**Requirement:**
Reproduce all the entries precisely.

::::::::

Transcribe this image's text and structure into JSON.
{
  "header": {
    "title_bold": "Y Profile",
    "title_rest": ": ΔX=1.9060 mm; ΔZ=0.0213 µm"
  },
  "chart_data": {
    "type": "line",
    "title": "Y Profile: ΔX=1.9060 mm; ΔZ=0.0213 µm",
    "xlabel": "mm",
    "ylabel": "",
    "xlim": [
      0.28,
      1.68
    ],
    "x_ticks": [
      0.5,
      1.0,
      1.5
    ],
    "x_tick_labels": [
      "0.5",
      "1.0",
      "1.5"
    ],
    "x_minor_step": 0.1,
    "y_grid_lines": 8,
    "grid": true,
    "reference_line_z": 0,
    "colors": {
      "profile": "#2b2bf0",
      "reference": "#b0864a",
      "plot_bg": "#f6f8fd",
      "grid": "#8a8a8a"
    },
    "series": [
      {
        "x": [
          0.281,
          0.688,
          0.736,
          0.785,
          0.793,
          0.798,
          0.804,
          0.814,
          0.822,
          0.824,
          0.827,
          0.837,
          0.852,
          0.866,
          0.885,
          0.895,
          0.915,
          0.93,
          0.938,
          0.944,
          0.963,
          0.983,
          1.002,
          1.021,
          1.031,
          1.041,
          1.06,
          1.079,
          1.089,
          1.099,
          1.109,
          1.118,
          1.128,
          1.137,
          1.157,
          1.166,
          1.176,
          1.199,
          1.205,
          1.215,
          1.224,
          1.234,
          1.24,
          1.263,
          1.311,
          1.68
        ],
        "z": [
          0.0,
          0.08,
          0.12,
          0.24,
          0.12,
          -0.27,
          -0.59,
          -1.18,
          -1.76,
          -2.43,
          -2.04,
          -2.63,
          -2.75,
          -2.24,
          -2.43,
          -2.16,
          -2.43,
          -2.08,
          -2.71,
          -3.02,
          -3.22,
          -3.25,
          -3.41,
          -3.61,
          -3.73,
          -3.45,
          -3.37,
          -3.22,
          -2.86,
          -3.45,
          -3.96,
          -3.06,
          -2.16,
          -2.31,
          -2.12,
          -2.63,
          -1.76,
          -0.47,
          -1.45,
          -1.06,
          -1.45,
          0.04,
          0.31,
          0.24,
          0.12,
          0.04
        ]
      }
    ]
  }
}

::::::::

**Exercise answer:**
Transcribe this image's text and structure into JSON.
{
  "header": {
    "title_bold": "Y Profile",
    "title_rest": ": ΔX=1.9060 mm; ΔZ=0.0213 µm"
  },
  "chart_data": {
    "type": "line",
    "title": "Y Profile: ΔX=1.9060 mm; ΔZ=0.0213 µm",
    "xlabel": "mm",
    "ylabel": "",
    "xlim": [
      0.28,
      1.68
    ],
    "x_ticks": [
      0.5,
      1.0,
      1.5
    ],
    "x_tick_labels": [
      "0.5",
      "1.0",
      "1.5"
    ],
    "x_minor_step": 0.1,
    "y_grid_lines": 8,
    "grid": true,
    "reference_line_z": 0,
    "colors": {
      "profile": "#2b2bf0",
      "reference": "#b0864a",
      "plot_bg": "#f6f8fd",
      "grid": "#8a8a8a"
    },
    "series": [
      {
        "x": [
          0.281,
          0.688,
          0.736,
          0.785,
          0.793,
          0.798,
          0.804,
          0.814,
          0.822,
          0.824,
          0.827,
          0.837,
          0.852,
          0.866,
          0.885,
          0.895,
          0.915,
          0.93,
          0.938,
          0.944,
          0.963,
          0.983,
          1.002,
          1.021,
          1.031,
          1.041,
          1.06,
          1.079,
          1.089,
          1.099,
          1.109,
          1.118,
          1.128,
          1.137,
          1.157,
          1.166,
          1.176,
          1.199,
          1.205,
          1.215,
          1.224,
          1.234,
          1.24,
          1.263,
          1.311,
          1.68
        ],
        "z": [
          0.0,
          0.08,
          0.12,
          0.24,
          0.12,
          -0.27,
          -0.59,
          -1.18,
          -1.76,
          -2.43,
          -2.04,
          -2.63,
          -2.75,
          -2.24,
          -2.43,
          -2.16,
          -2.43,
          -2.08,
          -2.71,
          -3.02,
          -3.22,
          -3.25,
          -3.41,
          -3.61,
          -3.73,
          -3.45,
          -3.37,
          -3.22,
          -2.86,
          -3.45,
          -3.96,
          -3.06,
          -2.16,
          -2.31,
          -2.12,
          -2.63,
          -1.76,
          -0.47,
          -1.45,
          -1.06,
          -1.45,
          0.04,
          0.31,
          0.24,
          0.12,
          0.04
        ]
      }
    ]
  }
}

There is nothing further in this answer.